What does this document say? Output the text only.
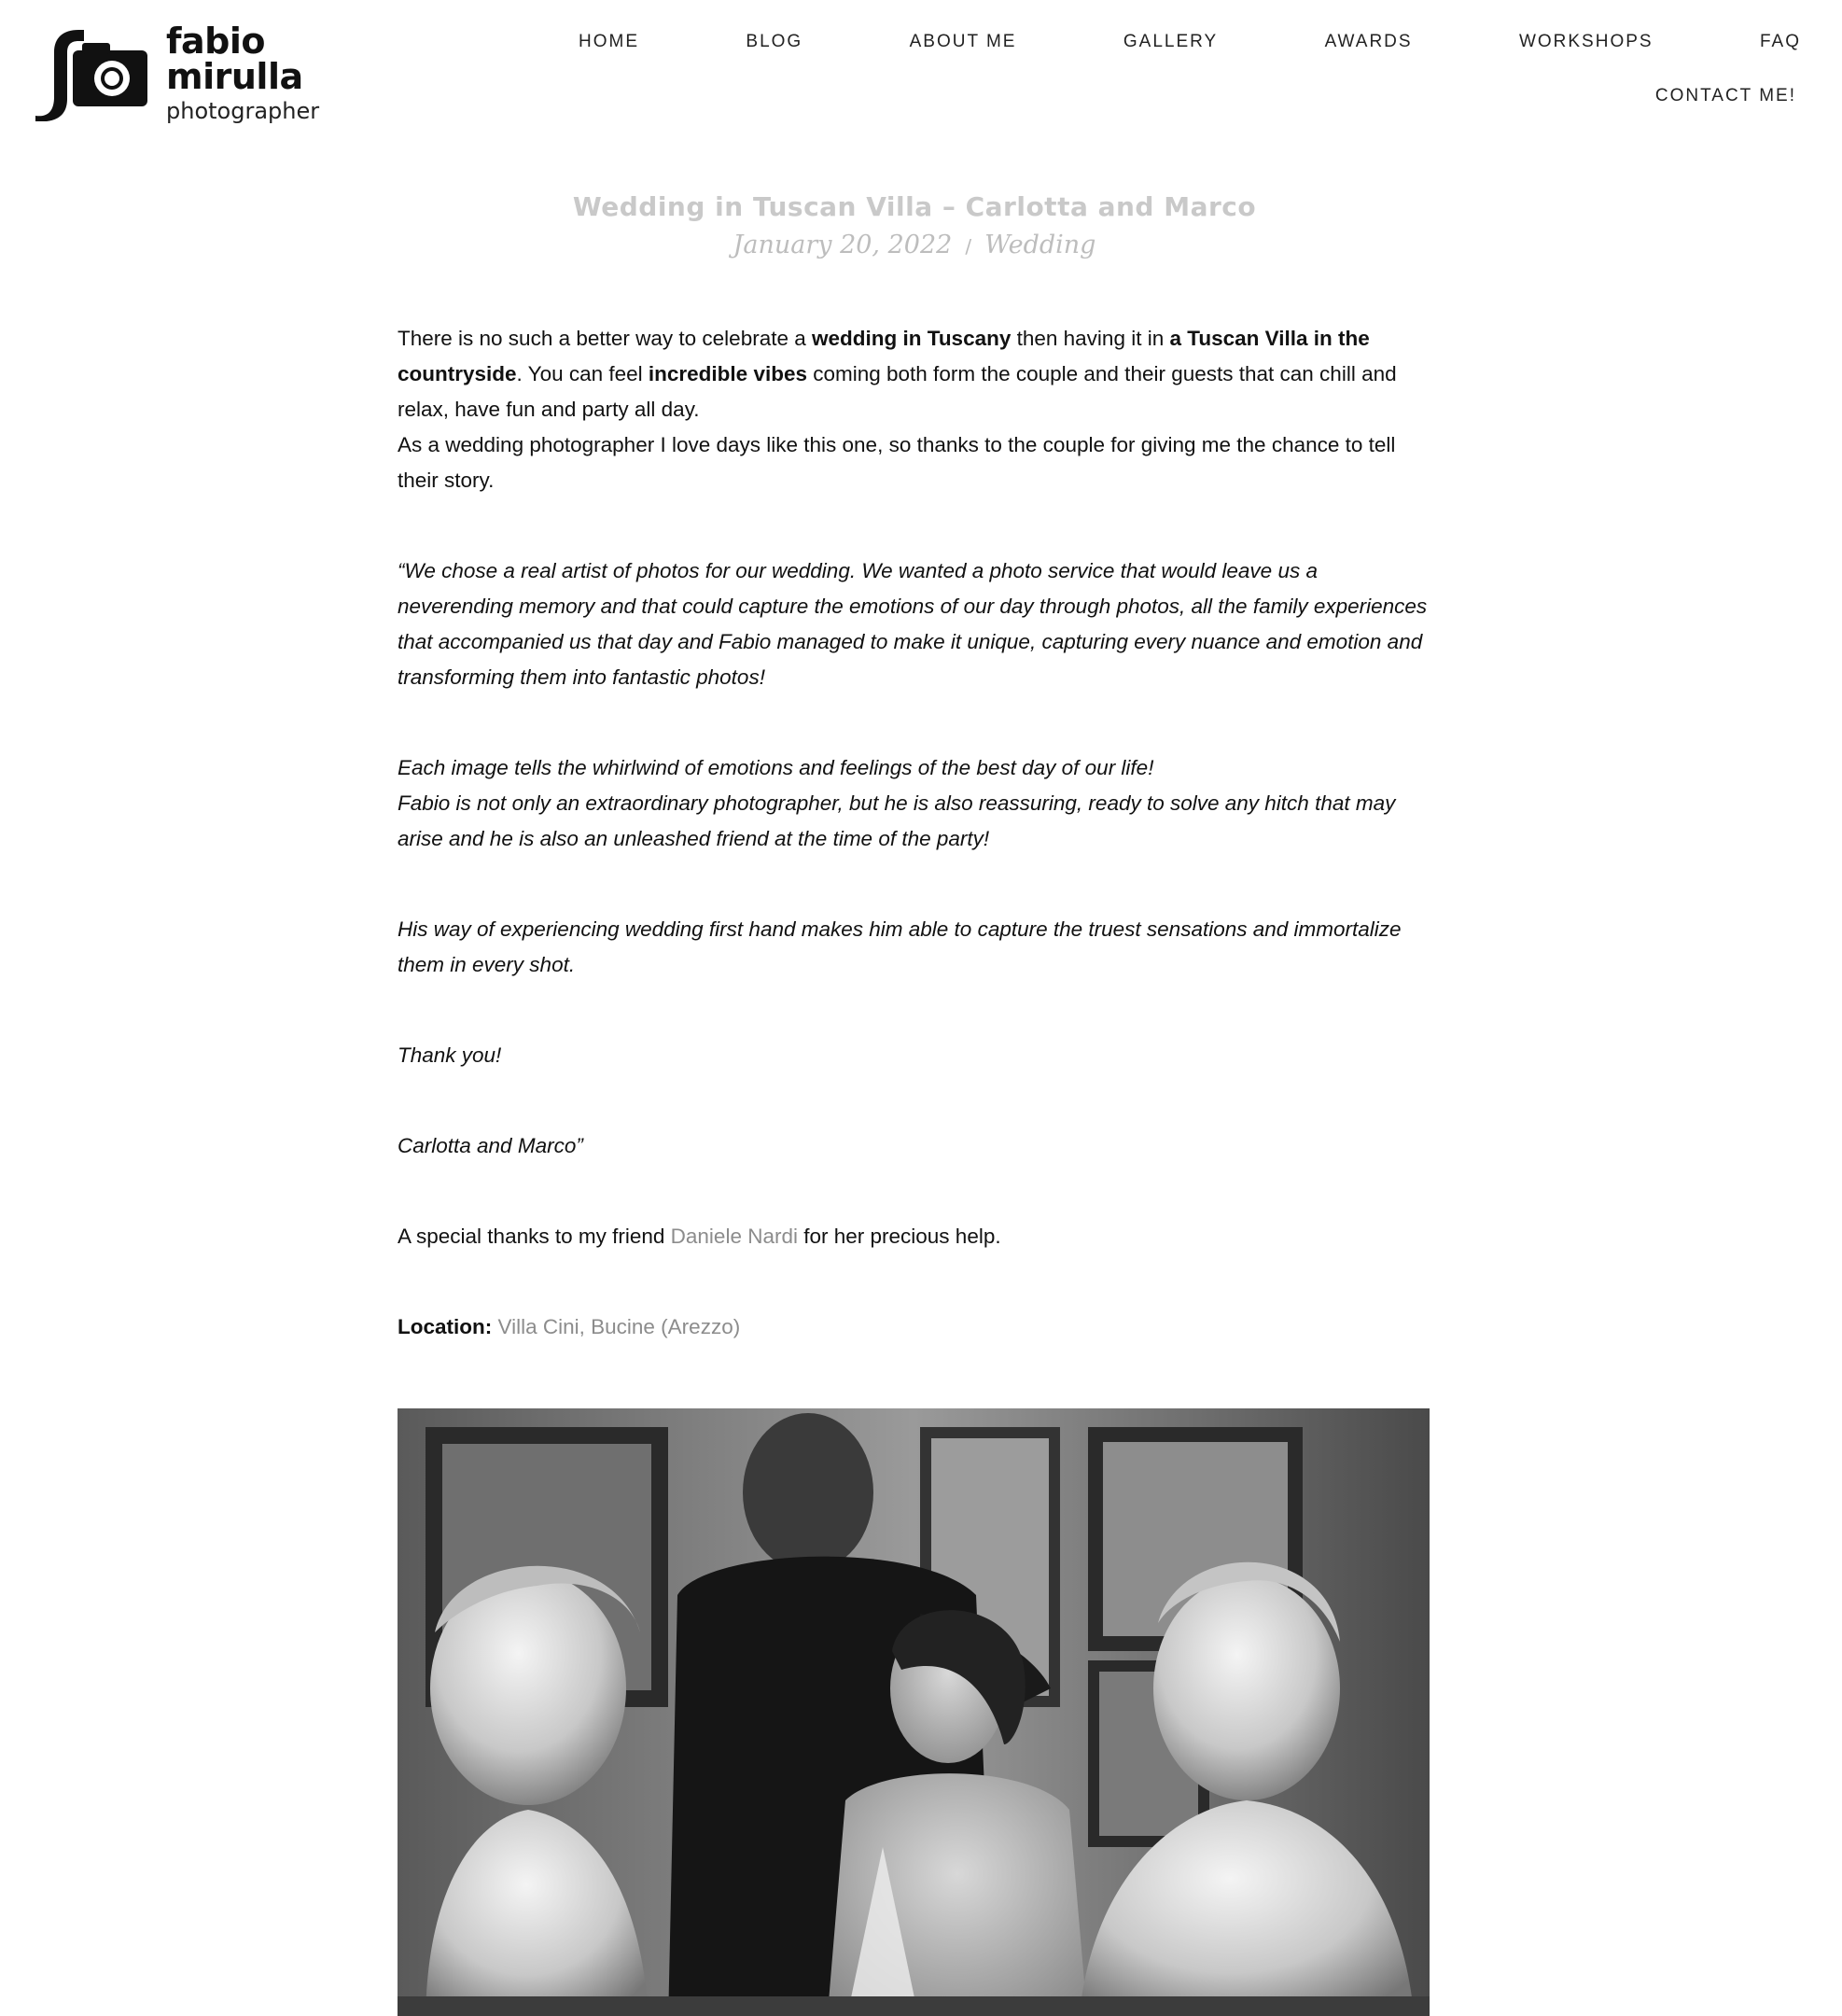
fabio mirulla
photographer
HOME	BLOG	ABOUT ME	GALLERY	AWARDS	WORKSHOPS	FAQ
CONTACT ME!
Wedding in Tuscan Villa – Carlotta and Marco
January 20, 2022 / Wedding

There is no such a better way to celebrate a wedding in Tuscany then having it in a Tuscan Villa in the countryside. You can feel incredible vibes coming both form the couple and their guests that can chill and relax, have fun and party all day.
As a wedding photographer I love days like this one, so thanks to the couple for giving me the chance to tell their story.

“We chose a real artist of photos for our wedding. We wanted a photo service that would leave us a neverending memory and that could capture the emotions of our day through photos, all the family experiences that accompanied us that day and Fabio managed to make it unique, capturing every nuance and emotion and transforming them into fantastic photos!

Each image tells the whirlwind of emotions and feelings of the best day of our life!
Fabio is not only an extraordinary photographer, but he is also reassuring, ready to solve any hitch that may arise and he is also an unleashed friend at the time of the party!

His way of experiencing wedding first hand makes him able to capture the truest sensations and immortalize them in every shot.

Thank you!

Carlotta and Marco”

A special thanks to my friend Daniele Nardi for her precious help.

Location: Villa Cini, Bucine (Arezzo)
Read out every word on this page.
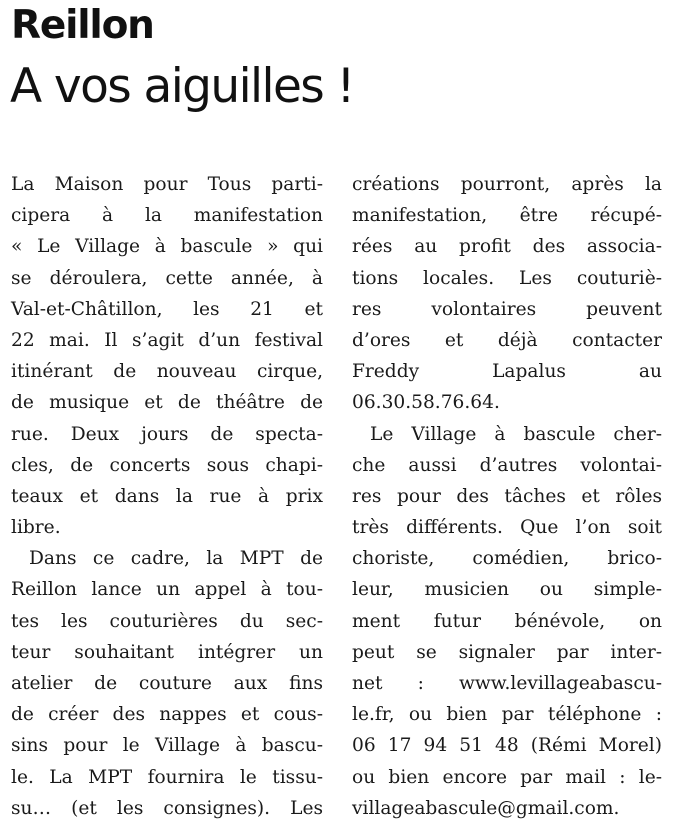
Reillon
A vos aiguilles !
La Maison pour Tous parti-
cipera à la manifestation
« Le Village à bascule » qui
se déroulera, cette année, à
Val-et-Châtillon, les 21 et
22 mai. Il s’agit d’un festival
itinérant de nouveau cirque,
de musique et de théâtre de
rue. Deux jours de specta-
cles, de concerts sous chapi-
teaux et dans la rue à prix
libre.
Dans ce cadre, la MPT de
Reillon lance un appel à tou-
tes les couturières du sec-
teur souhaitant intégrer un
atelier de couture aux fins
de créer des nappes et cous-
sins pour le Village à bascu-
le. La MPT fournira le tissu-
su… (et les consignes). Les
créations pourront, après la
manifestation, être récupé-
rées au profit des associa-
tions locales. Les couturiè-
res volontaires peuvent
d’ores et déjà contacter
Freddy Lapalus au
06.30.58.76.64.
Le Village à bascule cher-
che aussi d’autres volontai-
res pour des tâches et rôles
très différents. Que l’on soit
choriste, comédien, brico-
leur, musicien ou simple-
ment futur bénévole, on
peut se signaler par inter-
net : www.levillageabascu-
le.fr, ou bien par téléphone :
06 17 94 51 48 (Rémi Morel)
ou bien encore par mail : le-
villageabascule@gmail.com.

**What the task asks**
Leave out every picture and copy the rest of the records exactly.

**Task solution**
What does this document say? Output the text only.
fabio mirulla
photographer
HOME	BLOG	ABOUT ME	GALLERY	AWARDS	WORKSHOPS	FAQ
CONTACT ME!
Wedding in Tuscan Villa – Carlotta and Marco
January 20, 2022 / Wedding

There is no such a better way to celebrate a wedding in Tuscany then having it in a Tuscan Villa in the countryside. You can feel incredible vibes coming both form the couple and their guests that can chill and relax, have fun and party all day.
As a wedding photographer I love days like this one, so thanks to the couple for giving me the chance to tell their story.

“We chose a real artist of photos for our wedding. We wanted a photo service that would leave us a neverending memory and that could capture the emotions of our day through photos, all the family experiences that accompanied us that day and Fabio managed to make it unique, capturing every nuance and emotion and transforming them into fantastic photos!

Each image tells the whirlwind of emotions and feelings of the best day of our life!
Fabio is not only an extraordinary photographer, but he is also reassuring, ready to solve any hitch that may arise and he is also an unleashed friend at the time of the party!

His way of experiencing wedding first hand makes him able to capture the truest sensations and immortalize them in every shot.

Thank you!

Carlotta and Marco”

A special thanks to my friend Daniele Nardi for her precious help.

Location: Villa Cini, Bucine (Arezzo)
Read out every word on this page.
Reillon
A vos aiguilles !
La Maison pour Tous parti-
cipera à la manifestation
« Le Village à bascule » qui
se déroulera, cette année, à
Val-et-Châtillon, les 21 et
22 mai. Il s’agit d’un festival
itinérant de nouveau cirque,
de musique et de théâtre de
rue. Deux jours de specta-
cles, de concerts sous chapi-
teaux et dans la rue à prix
libre.
Dans ce cadre, la MPT de
Reillon lance un appel à tou-
tes les couturières du sec-
teur souhaitant intégrer un
atelier de couture aux fins
de créer des nappes et cous-
sins pour le Village à bascu-
le. La MPT fournira le tissu-
su… (et les consignes). Les
créations pourront, après la
manifestation, être récupé-
rées au profit des associa-
tions locales. Les couturiè-
res volontaires peuvent
d’ores et déjà contacter
Freddy Lapalus au
06.30.58.76.64.
Le Village à bascule cher-
che aussi d’autres volontai-
res pour des tâches et rôles
très différents. Que l’on soit
choriste, comédien, brico-
leur, musicien ou simple-
ment futur bénévole, on
peut se signaler par inter-
net : www.levillageabascu-
le.fr, ou bien par téléphone :
06 17 94 51 48 (Rémi Morel)
ou bien encore par mail : le-
villageabascule@gmail.com.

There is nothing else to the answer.